Every entry below must be repeated exactly; skip the pictures.

----- Data provided

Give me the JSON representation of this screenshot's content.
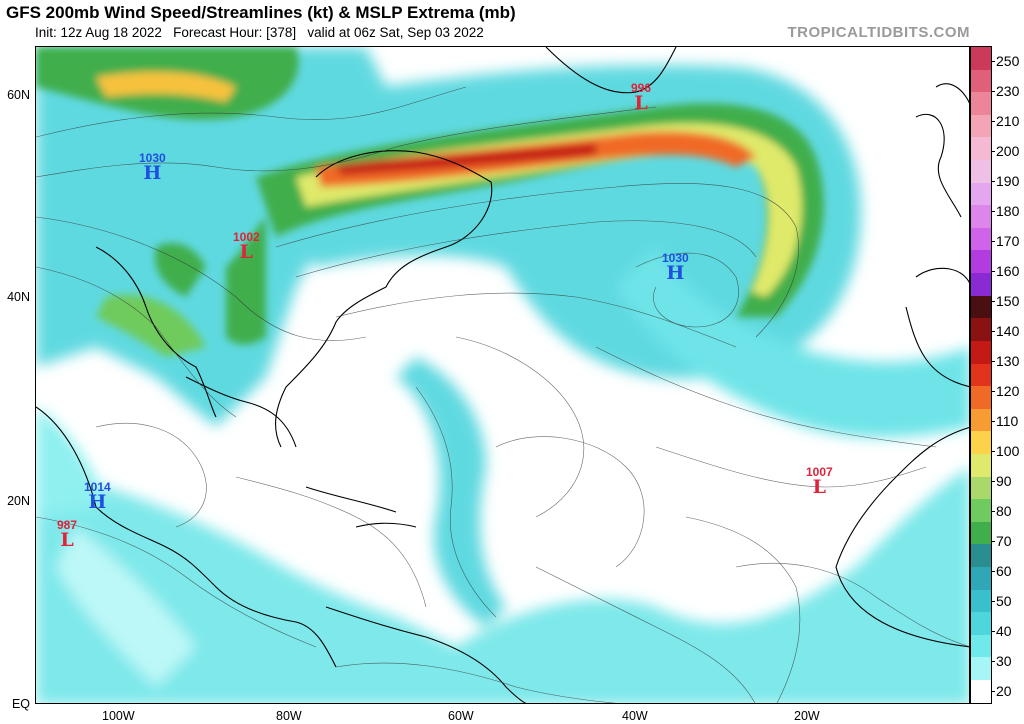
{
  "title": "GFS 200mb Wind Speed/Streamlines (kt) & MSLP Extrema (mb)",
  "subtitle": "Init: 12z Aug 18 2022   Forecast Hour: [378]   valid at 06z Sat, Sep 03 2022",
  "credit": "TROPICALTIDBITS.COM",
  "latitude_labels": [
    "60N",
    "40N",
    "20N",
    "EQ"
  ],
  "longitude_labels": [
    "100W",
    "80W",
    "60W",
    "40W",
    "20W"
  ],
  "colorbar": {
    "ticks": [
      "250",
      "230",
      "210",
      "200",
      "190",
      "180",
      "170",
      "160",
      "150",
      "140",
      "130",
      "120",
      "110",
      "100",
      "90",
      "80",
      "70",
      "60",
      "50",
      "40",
      "30",
      "20"
    ],
    "colors": [
      "#cc3a5a",
      "#e0607a",
      "#ec849a",
      "#f3a5b6",
      "#f5b9d6",
      "#efc0e6",
      "#e4a6ee",
      "#dc86ec",
      "#cf63ea",
      "#b23ce0",
      "#8a2ad2",
      "#4a0f10",
      "#8a1212",
      "#c41a16",
      "#e2341d",
      "#f06a27",
      "#f79b33",
      "#fbd24a",
      "#dfe96b",
      "#a8d96a",
      "#6fcb5d",
      "#3fae4b",
      "#2a8e90",
      "#2fa7b6",
      "#39c0cc",
      "#4fd6dc",
      "#6fe9ea",
      "#a6f6f6",
      "#ffffff"
    ]
  },
  "extrema": [
    {
      "type": "H",
      "value": "1030"
    },
    {
      "type": "L",
      "value": "1002"
    },
    {
      "type": "L",
      "value": "996"
    },
    {
      "type": "H",
      "value": "1030"
    },
    {
      "type": "H",
      "value": "1014"
    },
    {
      "type": "L",
      "value": "987"
    },
    {
      "type": "L",
      "value": "1007"
    }
  ]
}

----------

> **Full solution**:
Give me the JSON representation of this screenshot's content.
{
  "title": "GFS 200mb Wind Speed/Streamlines (kt) & MSLP Extrema (mb)",
  "subtitle": "Init: 12z Aug 18 2022   Forecast Hour: [378]   valid at 06z Sat, Sep 03 2022",
  "credit": "TROPICALTIDBITS.COM",
  "latitude_labels": [
    "60N",
    "40N",
    "20N",
    "EQ"
  ],
  "longitude_labels": [
    "100W",
    "80W",
    "60W",
    "40W",
    "20W"
  ],
  "colorbar": {
    "ticks": [
      "250",
      "230",
      "210",
      "200",
      "190",
      "180",
      "170",
      "160",
      "150",
      "140",
      "130",
      "120",
      "110",
      "100",
      "90",
      "80",
      "70",
      "60",
      "50",
      "40",
      "30",
      "20"
    ],
    "colors": [
      "#cc3a5a",
      "#e0607a",
      "#ec849a",
      "#f3a5b6",
      "#f5b9d6",
      "#efc0e6",
      "#e4a6ee",
      "#dc86ec",
      "#cf63ea",
      "#b23ce0",
      "#8a2ad2",
      "#4a0f10",
      "#8a1212",
      "#c41a16",
      "#e2341d",
      "#f06a27",
      "#f79b33",
      "#fbd24a",
      "#dfe96b",
      "#a8d96a",
      "#6fcb5d",
      "#3fae4b",
      "#2a8e90",
      "#2fa7b6",
      "#39c0cc",
      "#4fd6dc",
      "#6fe9ea",
      "#a6f6f6",
      "#ffffff"
    ]
  },
  "extrema": [
    {
      "type": "H",
      "value": "1030"
    },
    {
      "type": "L",
      "value": "1002"
    },
    {
      "type": "L",
      "value": "996"
    },
    {
      "type": "H",
      "value": "1030"
    },
    {
      "type": "H",
      "value": "1014"
    },
    {
      "type": "L",
      "value": "987"
    },
    {
      "type": "L",
      "value": "1007"
    }
  ]
}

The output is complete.